■ Data entries for graphics:
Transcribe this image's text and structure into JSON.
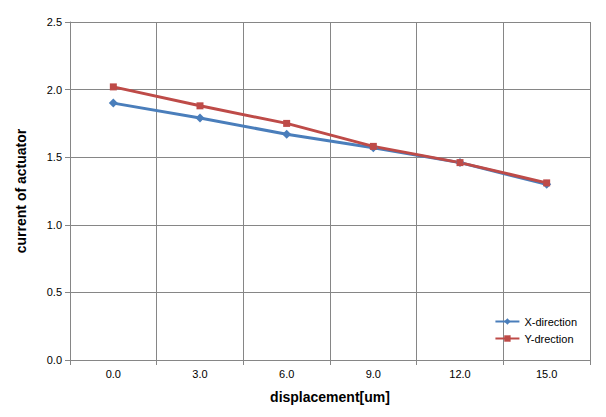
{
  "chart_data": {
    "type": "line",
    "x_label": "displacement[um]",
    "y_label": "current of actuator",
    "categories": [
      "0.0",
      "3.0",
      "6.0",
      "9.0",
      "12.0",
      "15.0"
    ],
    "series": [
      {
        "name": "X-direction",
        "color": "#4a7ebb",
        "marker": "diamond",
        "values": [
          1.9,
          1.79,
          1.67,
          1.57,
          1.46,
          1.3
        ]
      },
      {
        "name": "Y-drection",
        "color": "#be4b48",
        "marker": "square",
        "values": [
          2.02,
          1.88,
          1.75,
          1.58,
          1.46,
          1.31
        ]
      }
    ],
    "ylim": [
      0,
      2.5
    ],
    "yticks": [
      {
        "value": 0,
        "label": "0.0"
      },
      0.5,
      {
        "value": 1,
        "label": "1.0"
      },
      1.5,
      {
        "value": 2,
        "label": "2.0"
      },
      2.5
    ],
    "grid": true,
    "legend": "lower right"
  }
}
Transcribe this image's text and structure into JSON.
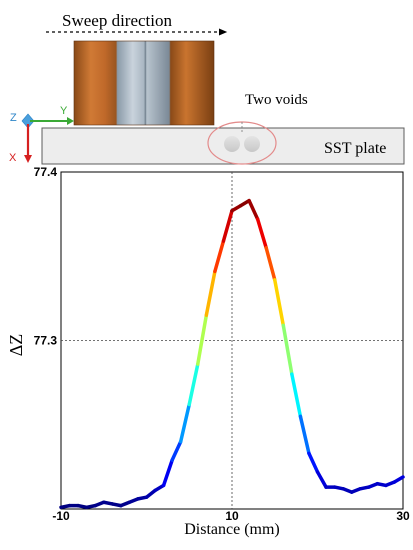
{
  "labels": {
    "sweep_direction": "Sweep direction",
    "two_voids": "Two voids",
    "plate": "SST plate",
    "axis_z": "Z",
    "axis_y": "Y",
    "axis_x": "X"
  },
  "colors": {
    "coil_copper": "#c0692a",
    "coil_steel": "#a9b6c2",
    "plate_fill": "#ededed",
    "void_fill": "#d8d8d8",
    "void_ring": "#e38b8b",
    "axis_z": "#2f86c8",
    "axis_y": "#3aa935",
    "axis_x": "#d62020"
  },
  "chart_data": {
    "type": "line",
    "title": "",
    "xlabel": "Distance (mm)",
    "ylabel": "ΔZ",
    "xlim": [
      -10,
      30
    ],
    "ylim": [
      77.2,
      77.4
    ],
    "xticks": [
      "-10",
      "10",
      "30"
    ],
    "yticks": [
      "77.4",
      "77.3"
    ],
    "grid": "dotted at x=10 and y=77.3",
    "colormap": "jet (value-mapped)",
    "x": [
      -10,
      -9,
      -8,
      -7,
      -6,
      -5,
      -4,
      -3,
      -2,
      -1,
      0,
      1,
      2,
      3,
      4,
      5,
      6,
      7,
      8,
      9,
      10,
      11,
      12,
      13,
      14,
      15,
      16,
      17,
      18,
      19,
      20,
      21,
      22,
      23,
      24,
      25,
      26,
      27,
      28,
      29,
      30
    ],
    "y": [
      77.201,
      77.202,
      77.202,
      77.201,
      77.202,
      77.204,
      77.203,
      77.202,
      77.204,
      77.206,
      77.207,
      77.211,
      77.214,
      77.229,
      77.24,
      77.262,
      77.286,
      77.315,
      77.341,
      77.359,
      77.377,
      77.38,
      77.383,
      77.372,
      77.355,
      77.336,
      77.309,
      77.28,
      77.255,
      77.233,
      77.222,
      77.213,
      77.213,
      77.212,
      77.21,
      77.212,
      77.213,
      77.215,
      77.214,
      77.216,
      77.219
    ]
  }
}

■ Your instructions:
Without the pictures, restate all of the entries above verbatim.

■ Answer to this exercise:
Transcribe this image's text and structure into JSON.
{
  "chart_data": {
    "type": "line",
    "x_label": "displacement[um]",
    "y_label": "current of actuator",
    "categories": [
      "0.0",
      "3.0",
      "6.0",
      "9.0",
      "12.0",
      "15.0"
    ],
    "series": [
      {
        "name": "X-direction",
        "color": "#4a7ebb",
        "marker": "diamond",
        "values": [
          1.9,
          1.79,
          1.67,
          1.57,
          1.46,
          1.3
        ]
      },
      {
        "name": "Y-drection",
        "color": "#be4b48",
        "marker": "square",
        "values": [
          2.02,
          1.88,
          1.75,
          1.58,
          1.46,
          1.31
        ]
      }
    ],
    "ylim": [
      0,
      2.5
    ],
    "yticks": [
      {
        "value": 0,
        "label": "0.0"
      },
      0.5,
      {
        "value": 1,
        "label": "1.0"
      },
      1.5,
      {
        "value": 2,
        "label": "2.0"
      },
      2.5
    ],
    "grid": true,
    "legend": "lower right"
  }
}
Transcribe this image's text and structure into JSON.
{
  "labels": {
    "sweep_direction": "Sweep direction",
    "two_voids": "Two voids",
    "plate": "SST plate",
    "axis_z": "Z",
    "axis_y": "Y",
    "axis_x": "X"
  },
  "colors": {
    "coil_copper": "#c0692a",
    "coil_steel": "#a9b6c2",
    "plate_fill": "#ededed",
    "void_fill": "#d8d8d8",
    "void_ring": "#e38b8b",
    "axis_z": "#2f86c8",
    "axis_y": "#3aa935",
    "axis_x": "#d62020"
  },
  "chart_data": {
    "type": "line",
    "title": "",
    "xlabel": "Distance (mm)",
    "ylabel": "ΔZ",
    "xlim": [
      -10,
      30
    ],
    "ylim": [
      77.2,
      77.4
    ],
    "xticks": [
      "-10",
      "10",
      "30"
    ],
    "yticks": [
      "77.4",
      "77.3"
    ],
    "grid": "dotted at x=10 and y=77.3",
    "colormap": "jet (value-mapped)",
    "x": [
      -10,
      -9,
      -8,
      -7,
      -6,
      -5,
      -4,
      -3,
      -2,
      -1,
      0,
      1,
      2,
      3,
      4,
      5,
      6,
      7,
      8,
      9,
      10,
      11,
      12,
      13,
      14,
      15,
      16,
      17,
      18,
      19,
      20,
      21,
      22,
      23,
      24,
      25,
      26,
      27,
      28,
      29,
      30
    ],
    "y": [
      77.201,
      77.202,
      77.202,
      77.201,
      77.202,
      77.204,
      77.203,
      77.202,
      77.204,
      77.206,
      77.207,
      77.211,
      77.214,
      77.229,
      77.24,
      77.262,
      77.286,
      77.315,
      77.341,
      77.359,
      77.377,
      77.38,
      77.383,
      77.372,
      77.355,
      77.336,
      77.309,
      77.28,
      77.255,
      77.233,
      77.222,
      77.213,
      77.213,
      77.212,
      77.21,
      77.212,
      77.213,
      77.215,
      77.214,
      77.216,
      77.219
    ]
  }
}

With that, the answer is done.